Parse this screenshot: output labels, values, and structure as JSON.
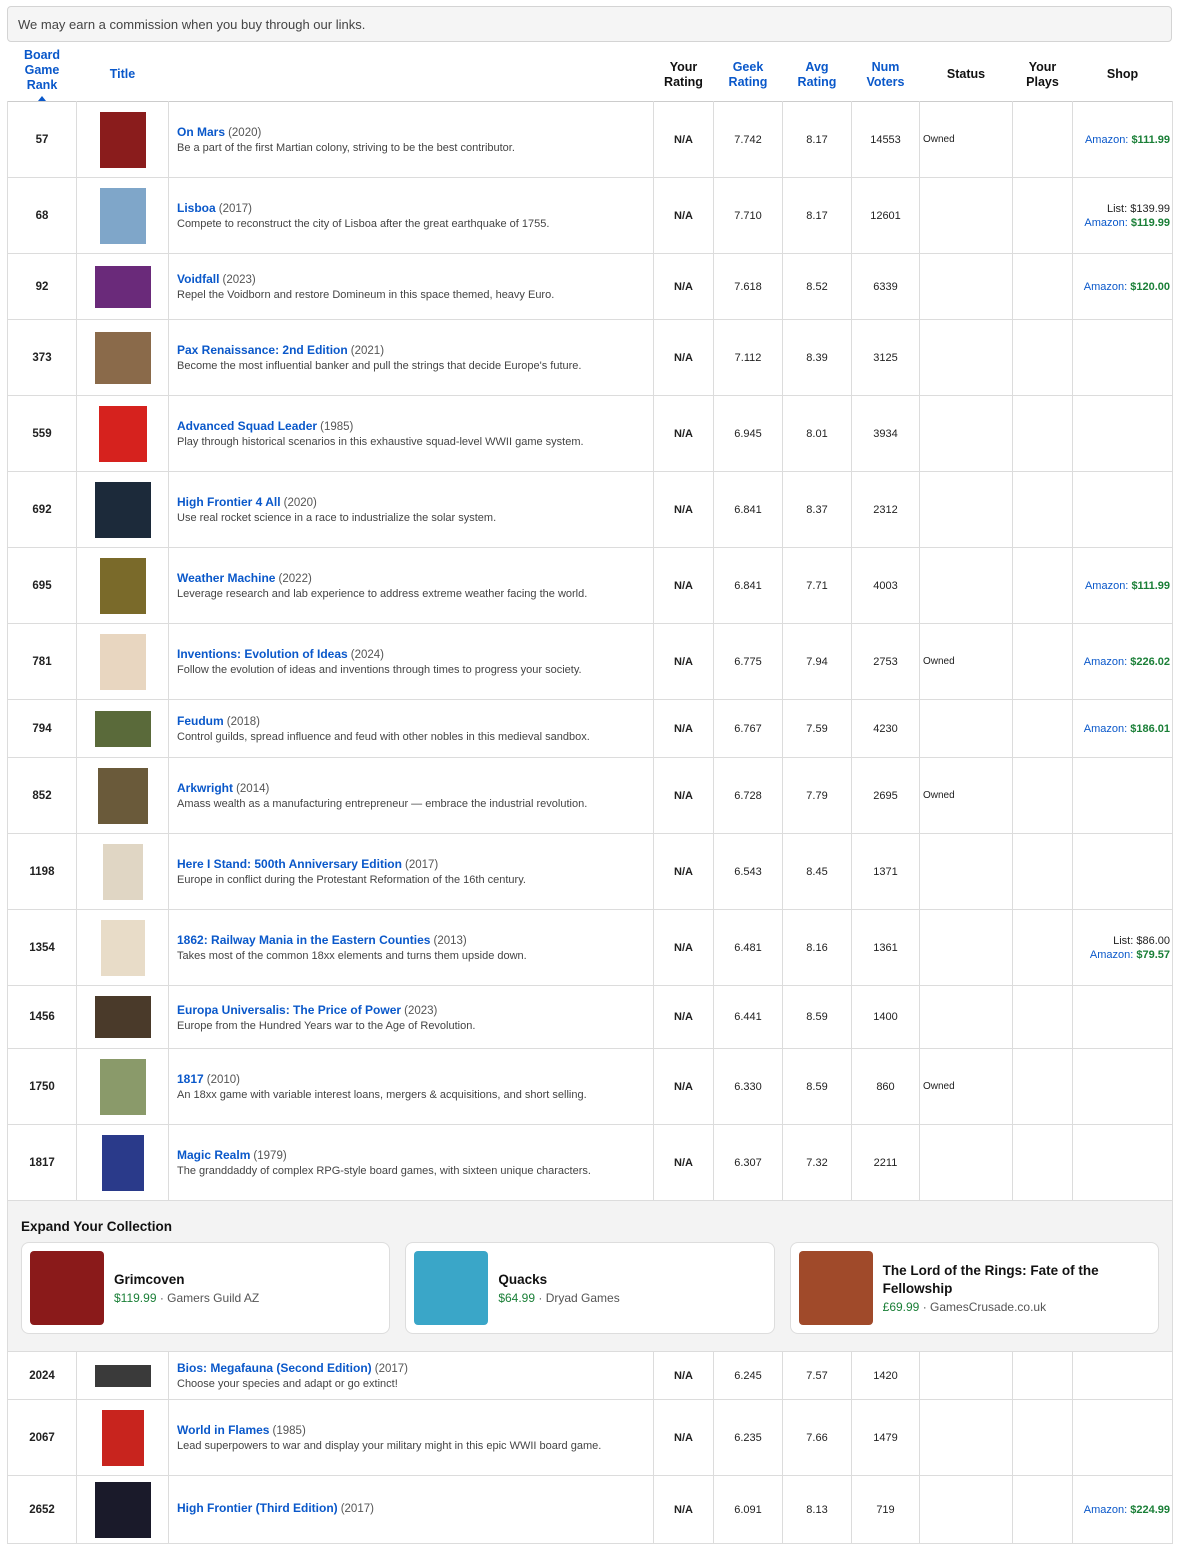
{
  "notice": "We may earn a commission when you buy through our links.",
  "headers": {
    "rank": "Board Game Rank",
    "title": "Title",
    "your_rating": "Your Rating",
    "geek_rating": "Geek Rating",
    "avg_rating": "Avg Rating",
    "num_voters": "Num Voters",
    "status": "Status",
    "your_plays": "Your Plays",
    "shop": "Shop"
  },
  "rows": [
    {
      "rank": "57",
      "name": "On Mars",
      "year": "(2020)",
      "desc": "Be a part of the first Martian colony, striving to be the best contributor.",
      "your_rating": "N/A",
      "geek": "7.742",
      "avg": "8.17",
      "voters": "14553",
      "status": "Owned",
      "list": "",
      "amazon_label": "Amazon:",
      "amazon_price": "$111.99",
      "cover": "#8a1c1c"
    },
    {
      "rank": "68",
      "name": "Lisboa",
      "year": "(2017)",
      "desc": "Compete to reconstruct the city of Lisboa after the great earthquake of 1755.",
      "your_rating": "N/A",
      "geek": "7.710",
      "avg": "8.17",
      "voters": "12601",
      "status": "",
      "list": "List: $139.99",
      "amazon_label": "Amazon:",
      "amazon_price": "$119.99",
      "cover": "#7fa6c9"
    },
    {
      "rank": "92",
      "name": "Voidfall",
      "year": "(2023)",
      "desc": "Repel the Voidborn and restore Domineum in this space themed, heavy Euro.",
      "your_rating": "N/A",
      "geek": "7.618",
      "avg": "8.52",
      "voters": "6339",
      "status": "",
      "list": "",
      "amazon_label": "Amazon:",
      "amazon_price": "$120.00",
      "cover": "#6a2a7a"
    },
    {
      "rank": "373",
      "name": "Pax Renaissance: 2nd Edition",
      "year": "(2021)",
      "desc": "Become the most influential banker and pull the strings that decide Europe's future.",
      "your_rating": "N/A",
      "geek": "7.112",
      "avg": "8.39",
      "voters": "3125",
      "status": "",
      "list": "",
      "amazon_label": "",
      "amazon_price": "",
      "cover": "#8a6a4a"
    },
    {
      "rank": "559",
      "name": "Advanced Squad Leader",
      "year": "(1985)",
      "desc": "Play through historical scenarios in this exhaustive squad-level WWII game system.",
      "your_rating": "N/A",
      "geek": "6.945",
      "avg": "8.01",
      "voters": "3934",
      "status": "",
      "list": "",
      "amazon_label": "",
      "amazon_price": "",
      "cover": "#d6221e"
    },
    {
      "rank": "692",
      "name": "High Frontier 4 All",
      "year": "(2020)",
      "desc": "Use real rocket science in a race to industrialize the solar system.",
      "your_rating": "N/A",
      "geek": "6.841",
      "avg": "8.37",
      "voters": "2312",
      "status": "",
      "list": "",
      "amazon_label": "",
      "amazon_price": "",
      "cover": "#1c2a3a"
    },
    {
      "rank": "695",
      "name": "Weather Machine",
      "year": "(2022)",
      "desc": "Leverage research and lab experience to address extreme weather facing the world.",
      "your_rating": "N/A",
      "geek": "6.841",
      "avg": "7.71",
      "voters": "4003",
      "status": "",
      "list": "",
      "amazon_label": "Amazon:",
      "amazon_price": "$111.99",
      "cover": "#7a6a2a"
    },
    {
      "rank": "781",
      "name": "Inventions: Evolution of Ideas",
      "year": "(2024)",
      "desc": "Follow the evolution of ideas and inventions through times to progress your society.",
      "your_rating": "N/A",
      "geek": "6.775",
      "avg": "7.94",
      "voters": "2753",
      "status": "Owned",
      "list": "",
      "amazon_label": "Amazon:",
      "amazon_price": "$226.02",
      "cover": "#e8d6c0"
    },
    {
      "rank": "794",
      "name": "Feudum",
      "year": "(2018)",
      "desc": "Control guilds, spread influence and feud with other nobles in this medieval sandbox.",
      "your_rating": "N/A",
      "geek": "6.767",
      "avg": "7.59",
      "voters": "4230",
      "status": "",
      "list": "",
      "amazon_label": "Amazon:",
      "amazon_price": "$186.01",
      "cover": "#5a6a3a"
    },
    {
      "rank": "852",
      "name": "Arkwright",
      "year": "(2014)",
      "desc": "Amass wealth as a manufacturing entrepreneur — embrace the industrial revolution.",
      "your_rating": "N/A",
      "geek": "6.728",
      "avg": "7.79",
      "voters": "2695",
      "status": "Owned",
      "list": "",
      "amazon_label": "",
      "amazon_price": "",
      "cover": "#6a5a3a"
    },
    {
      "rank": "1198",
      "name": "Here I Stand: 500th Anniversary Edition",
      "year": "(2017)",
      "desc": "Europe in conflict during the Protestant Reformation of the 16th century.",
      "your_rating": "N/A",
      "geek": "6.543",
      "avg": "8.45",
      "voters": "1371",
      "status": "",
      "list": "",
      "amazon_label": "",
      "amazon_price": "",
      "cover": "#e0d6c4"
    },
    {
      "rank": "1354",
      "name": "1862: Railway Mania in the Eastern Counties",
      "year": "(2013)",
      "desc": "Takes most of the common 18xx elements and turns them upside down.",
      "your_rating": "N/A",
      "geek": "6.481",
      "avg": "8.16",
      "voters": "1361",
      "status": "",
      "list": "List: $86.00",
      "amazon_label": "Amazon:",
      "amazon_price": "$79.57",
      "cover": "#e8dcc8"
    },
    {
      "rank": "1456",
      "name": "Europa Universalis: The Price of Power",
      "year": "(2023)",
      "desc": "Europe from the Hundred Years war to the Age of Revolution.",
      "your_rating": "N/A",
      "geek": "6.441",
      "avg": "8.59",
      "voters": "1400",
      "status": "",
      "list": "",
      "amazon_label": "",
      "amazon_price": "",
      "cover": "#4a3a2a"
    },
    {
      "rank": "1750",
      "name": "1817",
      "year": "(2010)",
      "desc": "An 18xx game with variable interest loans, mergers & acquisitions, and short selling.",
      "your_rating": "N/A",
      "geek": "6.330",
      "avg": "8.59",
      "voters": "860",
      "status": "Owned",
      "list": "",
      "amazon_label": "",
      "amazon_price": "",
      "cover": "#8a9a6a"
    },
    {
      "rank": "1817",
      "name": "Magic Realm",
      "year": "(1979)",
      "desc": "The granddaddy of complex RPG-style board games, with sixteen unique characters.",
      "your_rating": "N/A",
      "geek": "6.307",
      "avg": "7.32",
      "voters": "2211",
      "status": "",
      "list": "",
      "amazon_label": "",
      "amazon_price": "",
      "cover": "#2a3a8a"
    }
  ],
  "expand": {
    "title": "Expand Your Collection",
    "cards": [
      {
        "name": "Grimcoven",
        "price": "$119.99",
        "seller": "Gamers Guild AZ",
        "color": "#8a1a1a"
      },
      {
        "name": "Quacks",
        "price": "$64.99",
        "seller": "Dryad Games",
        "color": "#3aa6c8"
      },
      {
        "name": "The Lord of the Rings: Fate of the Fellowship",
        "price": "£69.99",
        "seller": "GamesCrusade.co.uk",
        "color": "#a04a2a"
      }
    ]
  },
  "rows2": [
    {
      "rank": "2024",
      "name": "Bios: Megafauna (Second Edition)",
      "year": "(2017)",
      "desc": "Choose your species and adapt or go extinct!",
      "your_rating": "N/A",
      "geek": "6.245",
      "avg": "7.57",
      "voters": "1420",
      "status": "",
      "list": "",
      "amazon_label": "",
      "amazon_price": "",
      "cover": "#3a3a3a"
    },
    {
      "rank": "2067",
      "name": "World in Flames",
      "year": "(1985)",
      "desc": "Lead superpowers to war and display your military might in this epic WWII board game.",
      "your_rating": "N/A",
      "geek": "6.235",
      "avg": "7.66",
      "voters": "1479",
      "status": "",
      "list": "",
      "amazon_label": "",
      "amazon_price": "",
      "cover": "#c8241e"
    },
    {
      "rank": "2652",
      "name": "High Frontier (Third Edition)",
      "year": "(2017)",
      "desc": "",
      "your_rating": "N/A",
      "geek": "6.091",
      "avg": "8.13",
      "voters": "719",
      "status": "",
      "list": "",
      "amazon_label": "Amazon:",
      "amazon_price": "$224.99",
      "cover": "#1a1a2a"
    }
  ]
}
——————————
What to do:
List all lines from the entries that include the word "through".

Result of the task:
  "notice": "We may earn a commission when you buy through our links.",
      "desc": "Play through historical scenarios in this exhaustive squad-level WWII game system.",
      "desc": "Follow the evolution of ideas and inventions through times to progress your society.",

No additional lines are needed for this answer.